▶ **OBJECTIVE**
Write out the material again word for word, dropping any images it holds.

Items listed in a dataset:
-.-.-

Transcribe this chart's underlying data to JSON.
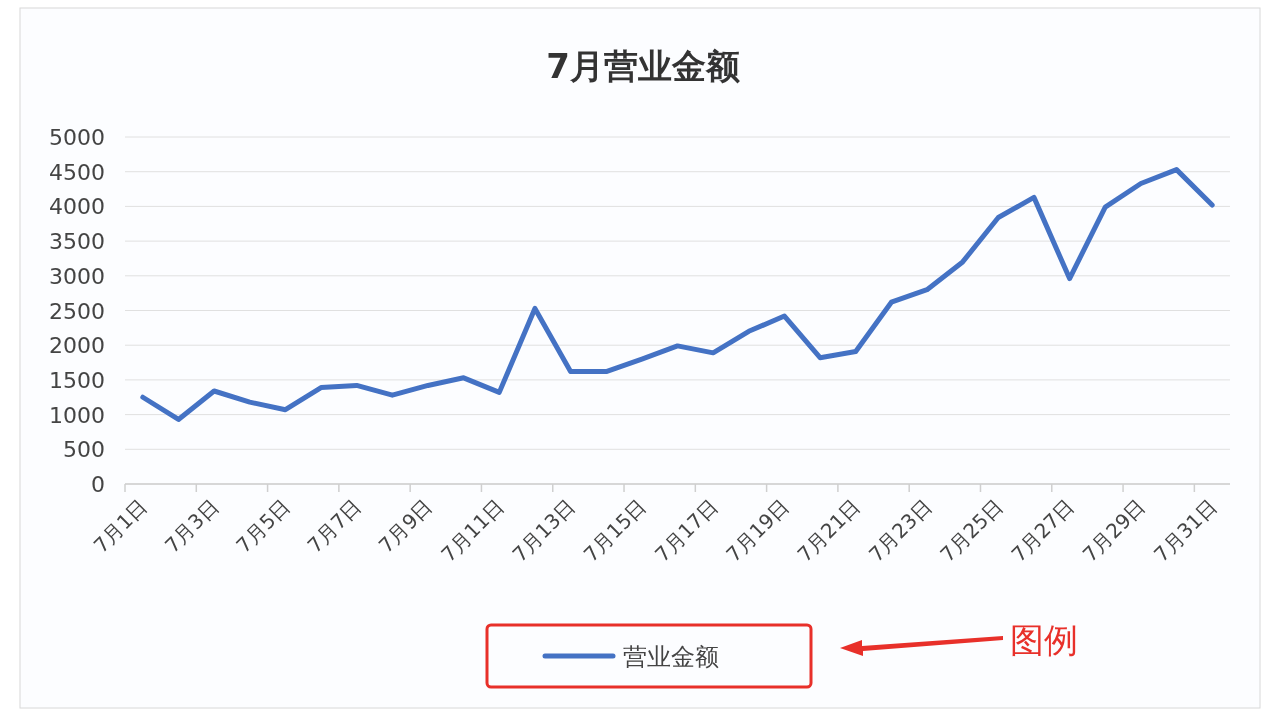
{
  "chart_data": {
    "type": "line",
    "title": "7月营业金额",
    "categories": [
      "7月1日",
      null,
      "7月3日",
      null,
      "7月5日",
      null,
      "7月7日",
      null,
      "7月9日",
      null,
      "7月11日",
      null,
      "7月13日",
      null,
      "7月15日",
      null,
      "7月17日",
      null,
      "7月19日",
      null,
      "7月21日",
      null,
      "7月23日",
      null,
      "7月25日",
      null,
      "7月27日",
      null,
      "7月29日",
      null,
      "7月31日"
    ],
    "series": [
      {
        "name": "营业金额",
        "color": "#4472c4",
        "values": [
          1250,
          930,
          1340,
          1180,
          1070,
          1390,
          1420,
          1280,
          1420,
          1530,
          1320,
          2530,
          1620,
          1620,
          1800,
          1990,
          1890,
          2200,
          2420,
          1820,
          1910,
          2620,
          2800,
          3200,
          3840,
          4130,
          2960,
          3990,
          4330,
          4530,
          4020
        ]
      }
    ],
    "ylim": [
      0,
      5000
    ],
    "yticks": [
      0,
      500,
      1000,
      1500,
      2000,
      2500,
      3000,
      3500,
      4000,
      4500,
      5000
    ],
    "grid": "y",
    "legend": "bottom",
    "marker": "none",
    "line_style": "solid",
    "annotations": [
      "图例"
    ]
  }
}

-.-.-

▶ **TASK RESULT**
Transcribe this chart's underlying data to JSON.
{
  "chart_data": {
    "type": "line",
    "title": "7月营业金额",
    "categories": [
      "7月1日",
      null,
      "7月3日",
      null,
      "7月5日",
      null,
      "7月7日",
      null,
      "7月9日",
      null,
      "7月11日",
      null,
      "7月13日",
      null,
      "7月15日",
      null,
      "7月17日",
      null,
      "7月19日",
      null,
      "7月21日",
      null,
      "7月23日",
      null,
      "7月25日",
      null,
      "7月27日",
      null,
      "7月29日",
      null,
      "7月31日"
    ],
    "series": [
      {
        "name": "营业金额",
        "color": "#4472c4",
        "values": [
          1250,
          930,
          1340,
          1180,
          1070,
          1390,
          1420,
          1280,
          1420,
          1530,
          1320,
          2530,
          1620,
          1620,
          1800,
          1990,
          1890,
          2200,
          2420,
          1820,
          1910,
          2620,
          2800,
          3200,
          3840,
          4130,
          2960,
          3990,
          4330,
          4530,
          4020
        ]
      }
    ],
    "ylim": [
      0,
      5000
    ],
    "yticks": [
      0,
      500,
      1000,
      1500,
      2000,
      2500,
      3000,
      3500,
      4000,
      4500,
      5000
    ],
    "grid": "y",
    "legend": "bottom",
    "marker": "none",
    "line_style": "solid",
    "annotations": [
      "图例"
    ]
  }
}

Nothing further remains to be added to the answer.